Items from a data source

<<<<

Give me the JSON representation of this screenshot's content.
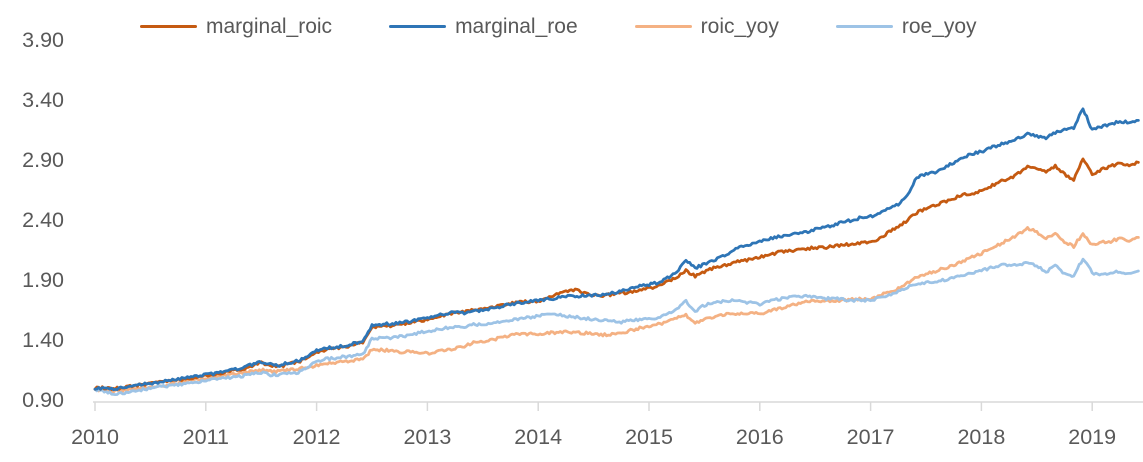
{
  "colors": {
    "text": "#595959",
    "axis_line": "#D9D9D9",
    "background": "#FFFFFF"
  },
  "chart_data": {
    "type": "line",
    "title": "",
    "xlabel": "",
    "ylabel": "",
    "grid": false,
    "legend_position": "top",
    "x_start_year": 2010,
    "x_months_per_point": 1,
    "x_ticks": [
      2010,
      2011,
      2012,
      2013,
      2014,
      2015,
      2016,
      2017,
      2018,
      2019
    ],
    "x_tick_labels": [
      "2010",
      "2011",
      "2012",
      "2013",
      "2014",
      "2015",
      "2016",
      "2017",
      "2018",
      "2019"
    ],
    "y_ticks": [
      0.9,
      1.4,
      1.9,
      2.4,
      2.9,
      3.4,
      3.9
    ],
    "y_tick_labels": [
      "0.90",
      "1.40",
      "1.90",
      "2.40",
      "2.90",
      "3.40",
      "3.90"
    ],
    "ylim": [
      0.9,
      3.9
    ],
    "series": [
      {
        "name": "marginal_roic",
        "color": "#C55A11",
        "values": [
          1.0,
          1.0,
          0.995,
          1.0,
          1.015,
          1.03,
          1.04,
          1.05,
          1.058,
          1.068,
          1.08,
          1.09,
          1.1,
          1.112,
          1.13,
          1.145,
          1.16,
          1.185,
          1.21,
          1.19,
          1.18,
          1.2,
          1.215,
          1.25,
          1.3,
          1.32,
          1.33,
          1.34,
          1.36,
          1.38,
          1.51,
          1.515,
          1.52,
          1.53,
          1.54,
          1.555,
          1.57,
          1.59,
          1.61,
          1.63,
          1.635,
          1.65,
          1.66,
          1.67,
          1.69,
          1.705,
          1.715,
          1.72,
          1.725,
          1.75,
          1.78,
          1.8,
          1.82,
          1.79,
          1.78,
          1.77,
          1.78,
          1.79,
          1.8,
          1.82,
          1.83,
          1.85,
          1.89,
          1.92,
          1.98,
          1.93,
          1.97,
          2.0,
          2.02,
          2.04,
          2.06,
          2.07,
          2.09,
          2.11,
          2.13,
          2.14,
          2.15,
          2.16,
          2.17,
          2.17,
          2.18,
          2.19,
          2.2,
          2.21,
          2.21,
          2.25,
          2.3,
          2.34,
          2.4,
          2.46,
          2.5,
          2.52,
          2.55,
          2.58,
          2.61,
          2.62,
          2.64,
          2.68,
          2.72,
          2.74,
          2.79,
          2.84,
          2.83,
          2.8,
          2.85,
          2.78,
          2.73,
          2.92,
          2.78,
          2.82,
          2.85,
          2.87,
          2.86,
          2.88
        ]
      },
      {
        "name": "marginal_roe",
        "color": "#2E75B6",
        "values": [
          1.0,
          1.0,
          0.99,
          1.0,
          1.015,
          1.03,
          1.04,
          1.05,
          1.06,
          1.07,
          1.09,
          1.1,
          1.11,
          1.12,
          1.14,
          1.155,
          1.17,
          1.195,
          1.22,
          1.2,
          1.19,
          1.21,
          1.225,
          1.26,
          1.31,
          1.33,
          1.34,
          1.35,
          1.37,
          1.39,
          1.52,
          1.53,
          1.535,
          1.545,
          1.555,
          1.57,
          1.58,
          1.6,
          1.62,
          1.63,
          1.625,
          1.64,
          1.65,
          1.66,
          1.68,
          1.7,
          1.71,
          1.72,
          1.73,
          1.74,
          1.75,
          1.76,
          1.765,
          1.77,
          1.775,
          1.78,
          1.79,
          1.81,
          1.83,
          1.85,
          1.86,
          1.88,
          1.92,
          1.96,
          2.07,
          2.0,
          2.03,
          2.06,
          2.1,
          2.14,
          2.18,
          2.2,
          2.22,
          2.24,
          2.26,
          2.27,
          2.29,
          2.3,
          2.32,
          2.34,
          2.36,
          2.38,
          2.4,
          2.42,
          2.43,
          2.46,
          2.5,
          2.53,
          2.6,
          2.76,
          2.78,
          2.8,
          2.84,
          2.88,
          2.92,
          2.95,
          2.97,
          3.0,
          3.03,
          3.05,
          3.08,
          3.12,
          3.1,
          3.08,
          3.13,
          3.15,
          3.17,
          3.33,
          3.15,
          3.18,
          3.2,
          3.22,
          3.215,
          3.23
        ]
      },
      {
        "name": "roic_yoy",
        "color": "#F4B183",
        "values": [
          0.99,
          0.98,
          0.97,
          0.98,
          0.99,
          1.0,
          1.01,
          1.02,
          1.03,
          1.042,
          1.058,
          1.07,
          1.08,
          1.09,
          1.108,
          1.118,
          1.13,
          1.14,
          1.15,
          1.14,
          1.14,
          1.15,
          1.16,
          1.17,
          1.19,
          1.2,
          1.21,
          1.22,
          1.23,
          1.24,
          1.32,
          1.318,
          1.31,
          1.3,
          1.308,
          1.3,
          1.285,
          1.3,
          1.32,
          1.33,
          1.35,
          1.38,
          1.39,
          1.4,
          1.42,
          1.44,
          1.45,
          1.45,
          1.45,
          1.458,
          1.462,
          1.47,
          1.462,
          1.458,
          1.45,
          1.442,
          1.45,
          1.46,
          1.48,
          1.5,
          1.51,
          1.53,
          1.55,
          1.58,
          1.61,
          1.54,
          1.57,
          1.59,
          1.61,
          1.62,
          1.62,
          1.63,
          1.62,
          1.64,
          1.66,
          1.68,
          1.7,
          1.72,
          1.73,
          1.72,
          1.73,
          1.73,
          1.74,
          1.74,
          1.74,
          1.77,
          1.8,
          1.83,
          1.88,
          1.92,
          1.95,
          1.97,
          2.0,
          2.02,
          2.06,
          2.09,
          2.12,
          2.16,
          2.2,
          2.24,
          2.28,
          2.33,
          2.3,
          2.24,
          2.3,
          2.22,
          2.18,
          2.29,
          2.19,
          2.22,
          2.22,
          2.25,
          2.23,
          2.255
        ]
      },
      {
        "name": "roe_yoy",
        "color": "#9DC3E6",
        "values": [
          0.99,
          0.97,
          0.95,
          0.96,
          0.97,
          0.985,
          1.0,
          1.01,
          1.02,
          1.03,
          1.04,
          1.05,
          1.06,
          1.07,
          1.08,
          1.09,
          1.1,
          1.118,
          1.13,
          1.11,
          1.11,
          1.12,
          1.13,
          1.17,
          1.22,
          1.24,
          1.25,
          1.26,
          1.27,
          1.28,
          1.41,
          1.42,
          1.42,
          1.43,
          1.44,
          1.46,
          1.47,
          1.49,
          1.5,
          1.51,
          1.51,
          1.53,
          1.53,
          1.54,
          1.55,
          1.56,
          1.58,
          1.59,
          1.6,
          1.61,
          1.61,
          1.6,
          1.59,
          1.58,
          1.57,
          1.56,
          1.56,
          1.55,
          1.56,
          1.57,
          1.57,
          1.59,
          1.62,
          1.66,
          1.72,
          1.64,
          1.69,
          1.71,
          1.72,
          1.73,
          1.72,
          1.71,
          1.7,
          1.72,
          1.74,
          1.75,
          1.76,
          1.77,
          1.76,
          1.74,
          1.75,
          1.74,
          1.73,
          1.73,
          1.73,
          1.75,
          1.77,
          1.8,
          1.84,
          1.87,
          1.88,
          1.89,
          1.9,
          1.92,
          1.94,
          1.96,
          1.98,
          2.0,
          2.02,
          2.03,
          2.02,
          2.05,
          2.02,
          1.96,
          2.03,
          1.95,
          1.93,
          2.08,
          1.96,
          1.95,
          1.96,
          1.97,
          1.955,
          1.975
        ]
      }
    ]
  }
}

>>>>

:: Set task ::
Show all lines from the data above in which the word "name" appears.

:: In response ::
        "name": "marginal_roic",
        "name": "marginal_roe",
        "name": "roic_yoy",
        "name": "roe_yoy",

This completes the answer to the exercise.